» **What to do**: Count the lines in the data below holding the string "that" and write the total by itself.

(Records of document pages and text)
____
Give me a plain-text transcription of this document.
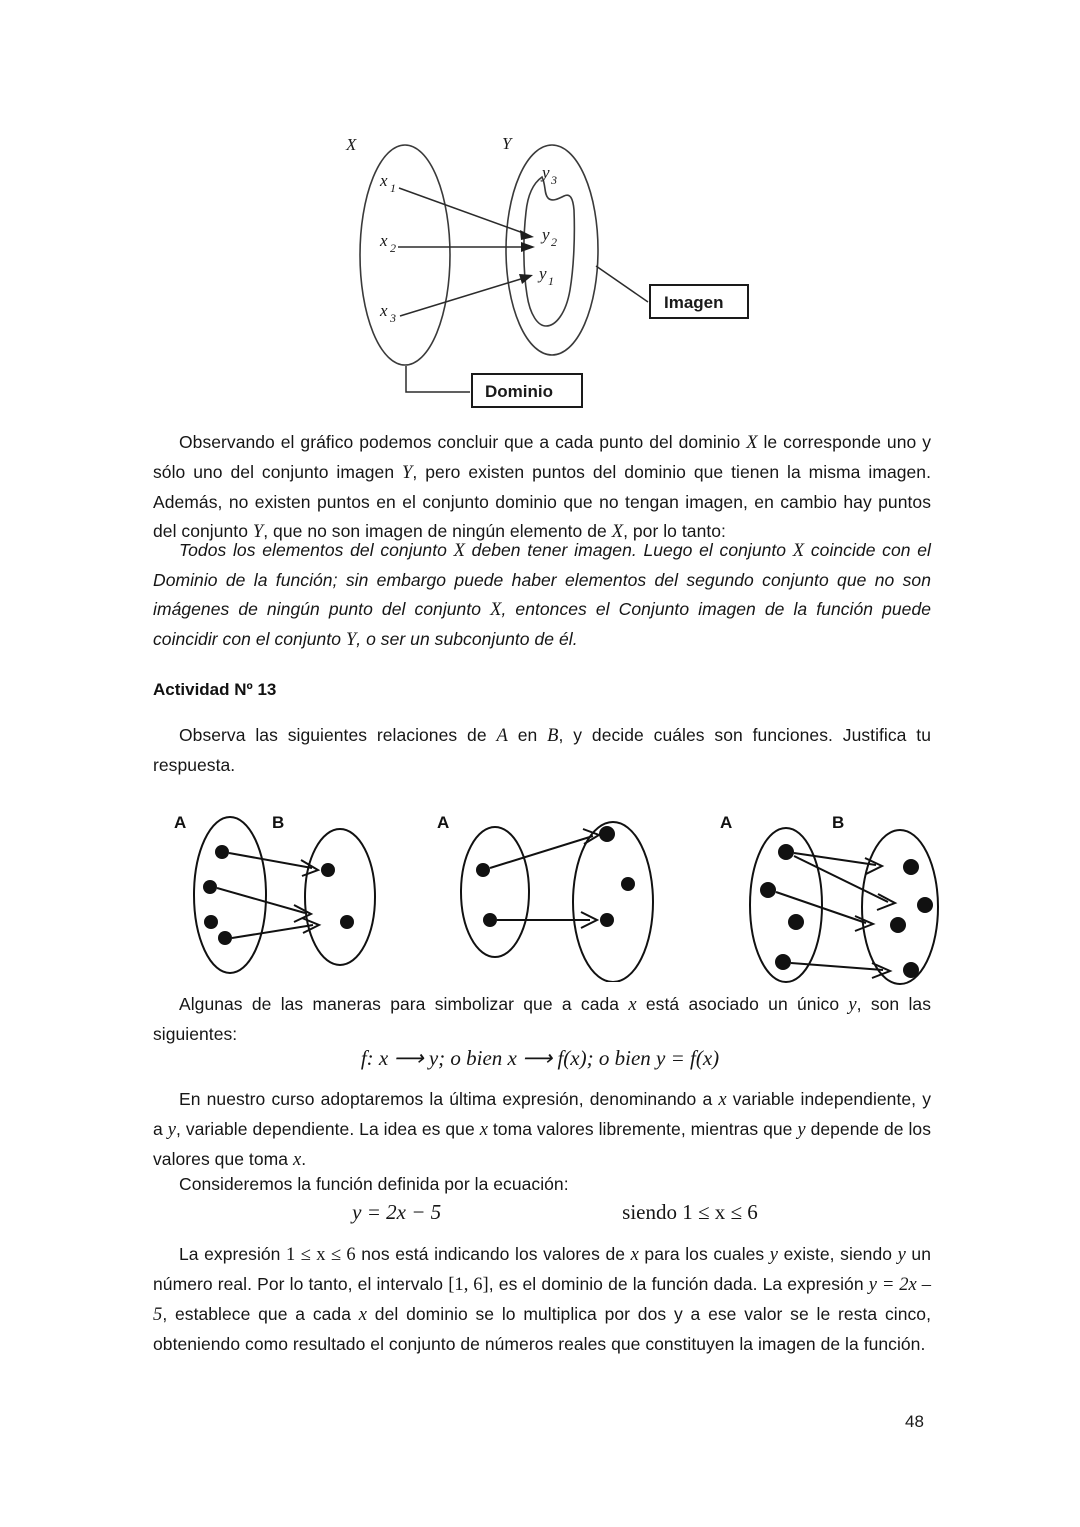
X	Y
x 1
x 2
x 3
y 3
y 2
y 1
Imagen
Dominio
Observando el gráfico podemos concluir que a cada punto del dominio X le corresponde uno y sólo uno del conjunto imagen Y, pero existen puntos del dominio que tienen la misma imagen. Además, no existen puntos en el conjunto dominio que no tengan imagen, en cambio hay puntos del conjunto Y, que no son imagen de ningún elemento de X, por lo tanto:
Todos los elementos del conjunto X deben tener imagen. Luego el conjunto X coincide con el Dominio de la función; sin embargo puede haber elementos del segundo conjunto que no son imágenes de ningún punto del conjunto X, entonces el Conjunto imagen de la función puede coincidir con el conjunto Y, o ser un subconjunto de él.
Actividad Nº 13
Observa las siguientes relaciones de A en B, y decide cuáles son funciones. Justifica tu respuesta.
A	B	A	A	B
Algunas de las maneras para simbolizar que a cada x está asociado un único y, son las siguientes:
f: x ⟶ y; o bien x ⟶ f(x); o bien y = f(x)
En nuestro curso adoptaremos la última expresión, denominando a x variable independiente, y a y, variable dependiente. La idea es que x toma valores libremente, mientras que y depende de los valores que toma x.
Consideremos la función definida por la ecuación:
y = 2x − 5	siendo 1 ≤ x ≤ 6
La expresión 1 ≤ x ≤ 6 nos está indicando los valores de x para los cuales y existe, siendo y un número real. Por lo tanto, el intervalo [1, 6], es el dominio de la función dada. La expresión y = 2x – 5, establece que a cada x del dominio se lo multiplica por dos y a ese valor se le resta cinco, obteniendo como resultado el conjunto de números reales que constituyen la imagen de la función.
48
____
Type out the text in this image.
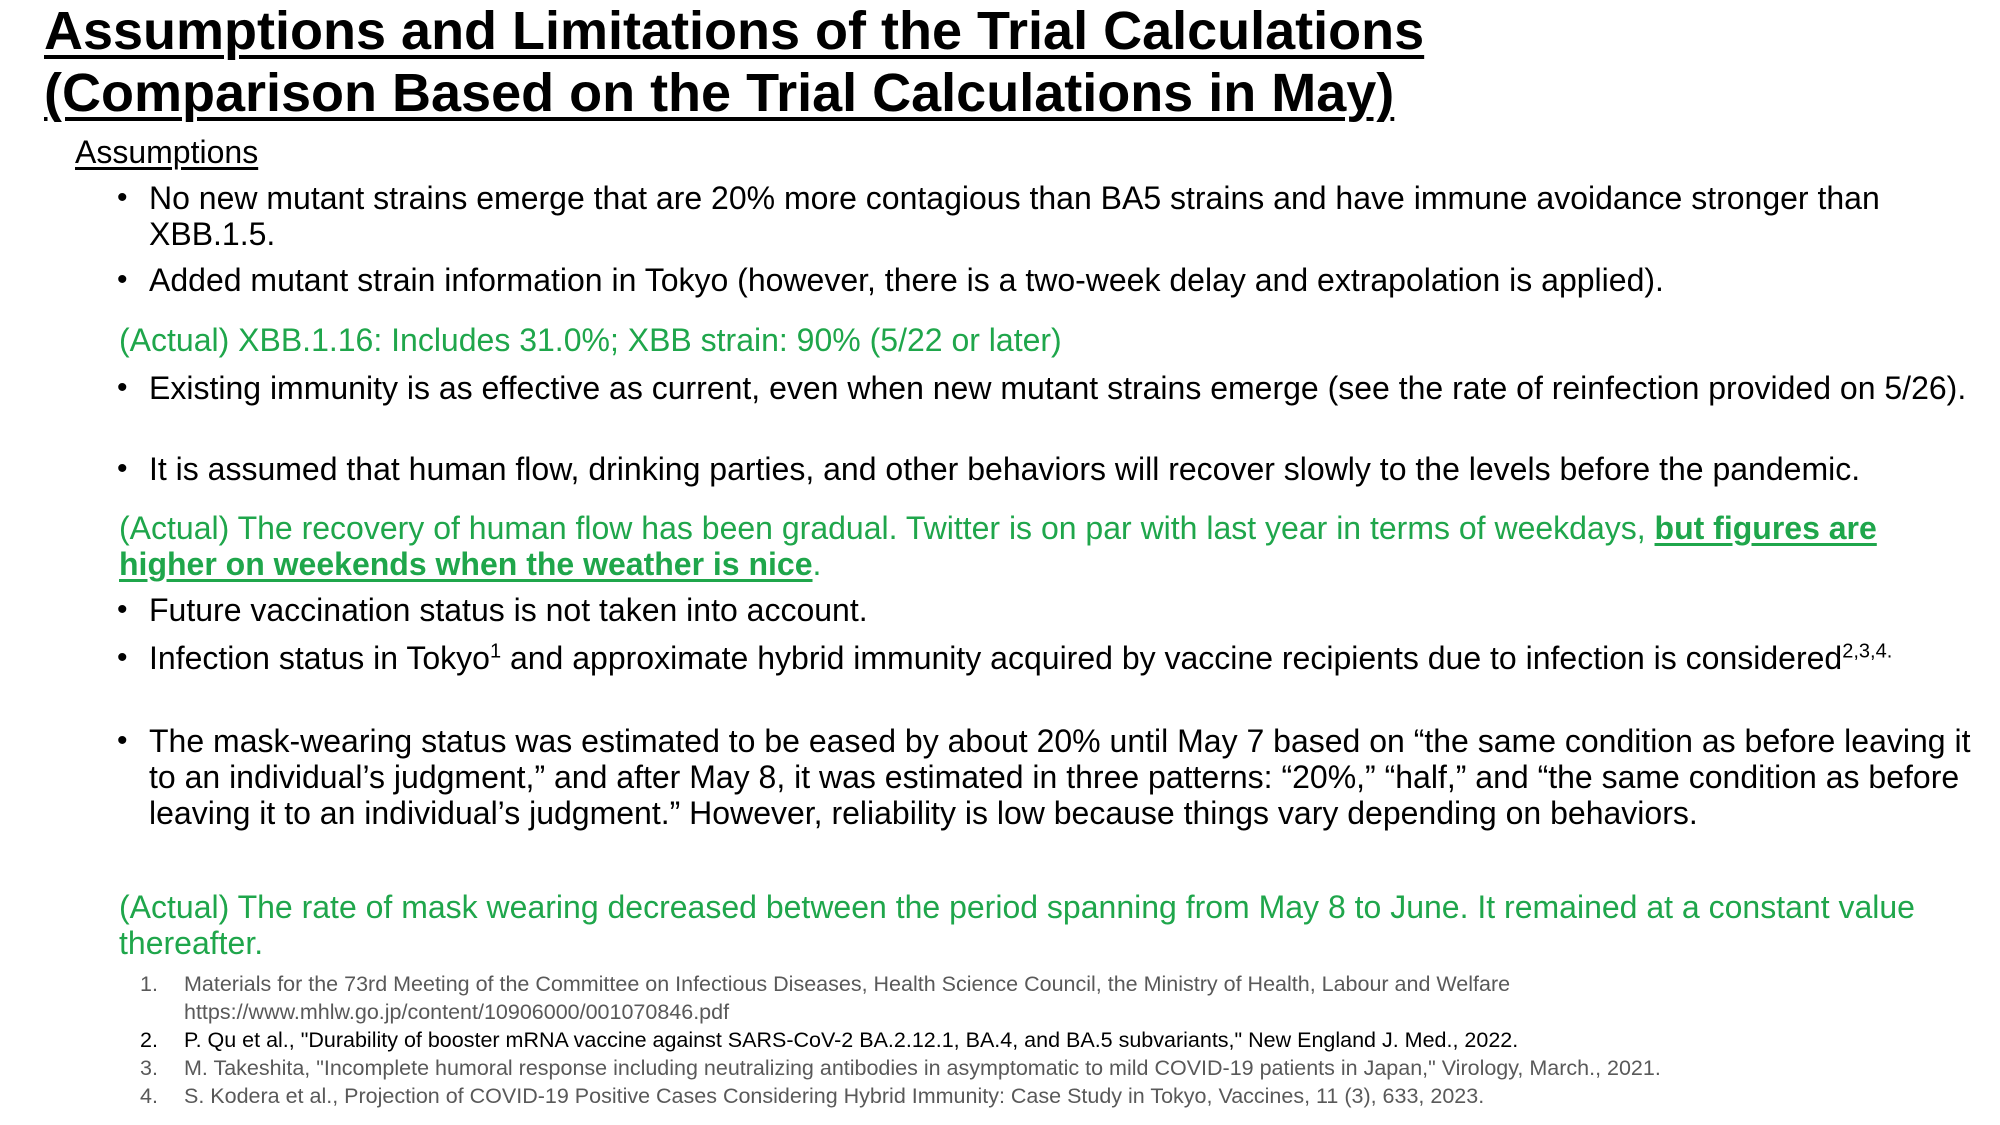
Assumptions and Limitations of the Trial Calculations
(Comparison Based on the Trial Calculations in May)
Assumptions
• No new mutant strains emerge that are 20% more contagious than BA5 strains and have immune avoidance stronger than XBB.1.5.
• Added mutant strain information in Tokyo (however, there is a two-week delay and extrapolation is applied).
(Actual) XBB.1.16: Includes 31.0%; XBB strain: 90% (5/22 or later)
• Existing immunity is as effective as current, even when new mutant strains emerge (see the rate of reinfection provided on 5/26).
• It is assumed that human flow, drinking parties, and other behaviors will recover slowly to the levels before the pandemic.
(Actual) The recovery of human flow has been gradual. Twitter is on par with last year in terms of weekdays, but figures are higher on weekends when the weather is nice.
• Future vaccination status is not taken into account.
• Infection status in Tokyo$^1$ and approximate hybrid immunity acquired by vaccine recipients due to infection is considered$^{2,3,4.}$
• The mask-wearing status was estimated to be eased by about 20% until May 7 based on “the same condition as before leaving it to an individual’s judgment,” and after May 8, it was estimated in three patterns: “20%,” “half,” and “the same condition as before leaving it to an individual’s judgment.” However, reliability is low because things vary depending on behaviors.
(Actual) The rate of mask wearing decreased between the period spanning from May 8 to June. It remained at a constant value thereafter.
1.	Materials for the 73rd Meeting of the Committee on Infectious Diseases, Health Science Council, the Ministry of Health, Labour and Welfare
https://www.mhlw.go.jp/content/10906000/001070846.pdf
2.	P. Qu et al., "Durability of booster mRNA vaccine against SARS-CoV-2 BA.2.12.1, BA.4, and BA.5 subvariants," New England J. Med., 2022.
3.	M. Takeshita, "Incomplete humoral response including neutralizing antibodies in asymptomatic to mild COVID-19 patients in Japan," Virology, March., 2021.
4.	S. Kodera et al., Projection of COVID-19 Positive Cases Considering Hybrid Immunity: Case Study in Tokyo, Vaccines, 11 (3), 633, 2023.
____
» **Answer box**: 2